(Stored data)
┄┄┄┄┄┄┄┄┄┄┄┄┄┄┄┄┄┄┄┄

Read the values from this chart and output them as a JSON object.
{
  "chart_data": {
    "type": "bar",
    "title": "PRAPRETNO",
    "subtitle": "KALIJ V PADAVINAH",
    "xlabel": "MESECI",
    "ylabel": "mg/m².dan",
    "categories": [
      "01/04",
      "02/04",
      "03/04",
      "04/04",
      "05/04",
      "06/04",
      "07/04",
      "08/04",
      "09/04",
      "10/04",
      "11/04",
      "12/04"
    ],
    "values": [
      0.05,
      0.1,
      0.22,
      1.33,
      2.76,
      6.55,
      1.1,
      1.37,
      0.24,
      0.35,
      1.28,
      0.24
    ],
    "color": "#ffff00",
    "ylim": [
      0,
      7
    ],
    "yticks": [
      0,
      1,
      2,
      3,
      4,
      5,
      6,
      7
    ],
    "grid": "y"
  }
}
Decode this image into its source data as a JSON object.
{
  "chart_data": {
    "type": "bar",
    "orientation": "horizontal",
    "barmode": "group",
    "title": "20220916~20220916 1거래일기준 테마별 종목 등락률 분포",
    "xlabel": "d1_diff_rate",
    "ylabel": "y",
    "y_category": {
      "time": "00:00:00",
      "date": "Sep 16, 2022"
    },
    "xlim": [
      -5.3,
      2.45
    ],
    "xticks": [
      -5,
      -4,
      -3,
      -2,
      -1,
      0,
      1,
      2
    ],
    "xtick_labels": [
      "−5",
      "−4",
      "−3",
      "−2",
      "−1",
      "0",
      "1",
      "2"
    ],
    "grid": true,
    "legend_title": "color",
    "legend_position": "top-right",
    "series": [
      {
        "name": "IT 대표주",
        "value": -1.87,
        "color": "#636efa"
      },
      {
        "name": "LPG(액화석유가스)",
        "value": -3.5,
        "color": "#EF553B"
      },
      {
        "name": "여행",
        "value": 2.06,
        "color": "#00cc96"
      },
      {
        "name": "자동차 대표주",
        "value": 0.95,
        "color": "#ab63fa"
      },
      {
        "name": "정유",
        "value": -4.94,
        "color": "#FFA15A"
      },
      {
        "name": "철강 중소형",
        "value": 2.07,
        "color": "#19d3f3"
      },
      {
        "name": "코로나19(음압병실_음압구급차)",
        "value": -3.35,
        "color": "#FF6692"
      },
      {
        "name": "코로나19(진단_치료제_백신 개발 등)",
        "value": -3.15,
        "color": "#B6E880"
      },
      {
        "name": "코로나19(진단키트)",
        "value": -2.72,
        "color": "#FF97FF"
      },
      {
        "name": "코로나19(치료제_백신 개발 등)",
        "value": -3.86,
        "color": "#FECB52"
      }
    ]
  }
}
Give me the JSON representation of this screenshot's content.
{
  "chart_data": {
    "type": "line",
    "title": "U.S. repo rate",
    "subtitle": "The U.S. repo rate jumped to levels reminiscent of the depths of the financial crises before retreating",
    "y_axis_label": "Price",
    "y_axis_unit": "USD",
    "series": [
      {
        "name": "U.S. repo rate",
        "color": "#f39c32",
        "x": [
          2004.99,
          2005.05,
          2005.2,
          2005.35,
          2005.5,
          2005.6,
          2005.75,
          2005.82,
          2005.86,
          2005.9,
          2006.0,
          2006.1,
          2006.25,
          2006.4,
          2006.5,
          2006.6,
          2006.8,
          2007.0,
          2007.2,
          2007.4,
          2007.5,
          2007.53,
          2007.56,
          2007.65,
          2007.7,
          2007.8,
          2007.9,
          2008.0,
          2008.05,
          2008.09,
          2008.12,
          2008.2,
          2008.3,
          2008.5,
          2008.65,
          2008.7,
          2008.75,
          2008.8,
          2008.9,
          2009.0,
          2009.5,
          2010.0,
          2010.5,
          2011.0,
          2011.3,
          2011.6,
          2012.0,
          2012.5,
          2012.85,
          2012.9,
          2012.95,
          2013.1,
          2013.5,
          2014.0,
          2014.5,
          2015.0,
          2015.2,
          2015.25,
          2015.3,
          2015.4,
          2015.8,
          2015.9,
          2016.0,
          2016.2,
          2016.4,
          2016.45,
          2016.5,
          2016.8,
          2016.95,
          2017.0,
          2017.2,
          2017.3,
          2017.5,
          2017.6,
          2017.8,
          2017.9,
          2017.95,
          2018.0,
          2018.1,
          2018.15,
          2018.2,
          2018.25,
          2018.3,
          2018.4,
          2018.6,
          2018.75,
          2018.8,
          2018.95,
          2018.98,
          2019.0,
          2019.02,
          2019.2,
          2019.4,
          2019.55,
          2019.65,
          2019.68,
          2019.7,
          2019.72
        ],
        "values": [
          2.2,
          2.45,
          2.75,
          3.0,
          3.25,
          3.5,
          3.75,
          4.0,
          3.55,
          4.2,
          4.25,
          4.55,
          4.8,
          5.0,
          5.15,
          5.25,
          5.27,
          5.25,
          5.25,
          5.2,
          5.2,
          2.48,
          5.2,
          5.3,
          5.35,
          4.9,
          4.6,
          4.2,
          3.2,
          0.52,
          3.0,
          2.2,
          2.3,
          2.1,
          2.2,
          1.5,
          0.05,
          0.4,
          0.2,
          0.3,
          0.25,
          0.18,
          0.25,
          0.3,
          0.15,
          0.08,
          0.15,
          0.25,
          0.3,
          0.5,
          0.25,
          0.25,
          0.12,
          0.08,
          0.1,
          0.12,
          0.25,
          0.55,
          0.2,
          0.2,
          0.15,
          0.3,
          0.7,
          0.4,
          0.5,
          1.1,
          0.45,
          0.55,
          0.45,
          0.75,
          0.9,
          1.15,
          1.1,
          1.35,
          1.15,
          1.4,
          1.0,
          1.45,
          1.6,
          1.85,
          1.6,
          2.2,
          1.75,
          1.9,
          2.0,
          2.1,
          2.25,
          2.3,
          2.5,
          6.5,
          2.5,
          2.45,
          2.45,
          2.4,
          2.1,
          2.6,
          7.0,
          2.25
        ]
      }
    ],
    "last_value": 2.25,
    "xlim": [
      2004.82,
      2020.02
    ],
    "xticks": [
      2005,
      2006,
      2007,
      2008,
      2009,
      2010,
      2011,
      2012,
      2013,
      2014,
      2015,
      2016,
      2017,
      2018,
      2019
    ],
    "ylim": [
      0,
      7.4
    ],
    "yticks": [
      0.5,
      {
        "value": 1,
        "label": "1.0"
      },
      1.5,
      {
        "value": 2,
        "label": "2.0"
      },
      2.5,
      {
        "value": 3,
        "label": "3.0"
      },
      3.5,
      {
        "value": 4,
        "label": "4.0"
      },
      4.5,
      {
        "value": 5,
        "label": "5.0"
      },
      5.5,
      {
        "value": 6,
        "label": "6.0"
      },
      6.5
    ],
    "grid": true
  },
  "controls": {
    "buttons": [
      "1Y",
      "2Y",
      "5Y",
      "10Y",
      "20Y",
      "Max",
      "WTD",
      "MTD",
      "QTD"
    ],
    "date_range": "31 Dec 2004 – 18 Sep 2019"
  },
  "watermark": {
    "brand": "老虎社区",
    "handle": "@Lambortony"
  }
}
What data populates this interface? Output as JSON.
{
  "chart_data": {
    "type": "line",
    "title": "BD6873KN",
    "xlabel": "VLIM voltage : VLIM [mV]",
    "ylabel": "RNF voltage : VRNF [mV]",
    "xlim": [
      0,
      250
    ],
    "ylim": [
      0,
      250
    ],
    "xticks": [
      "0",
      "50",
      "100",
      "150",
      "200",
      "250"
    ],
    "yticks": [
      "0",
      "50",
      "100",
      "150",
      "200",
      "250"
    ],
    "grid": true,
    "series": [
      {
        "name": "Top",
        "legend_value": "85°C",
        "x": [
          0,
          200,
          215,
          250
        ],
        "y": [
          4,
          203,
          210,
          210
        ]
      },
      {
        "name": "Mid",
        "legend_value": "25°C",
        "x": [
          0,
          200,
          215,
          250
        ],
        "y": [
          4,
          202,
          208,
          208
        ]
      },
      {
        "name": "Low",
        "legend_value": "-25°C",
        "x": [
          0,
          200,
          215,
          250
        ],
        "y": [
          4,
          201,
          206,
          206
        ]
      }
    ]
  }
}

┄┄┄┄┄┄┄┄┄┄┄┄┄┄┄┄┄┄┄┄

■ **Written task**
Tell how many lines include "subtitle". The number is the whole answer.

■ **Finished answer**
2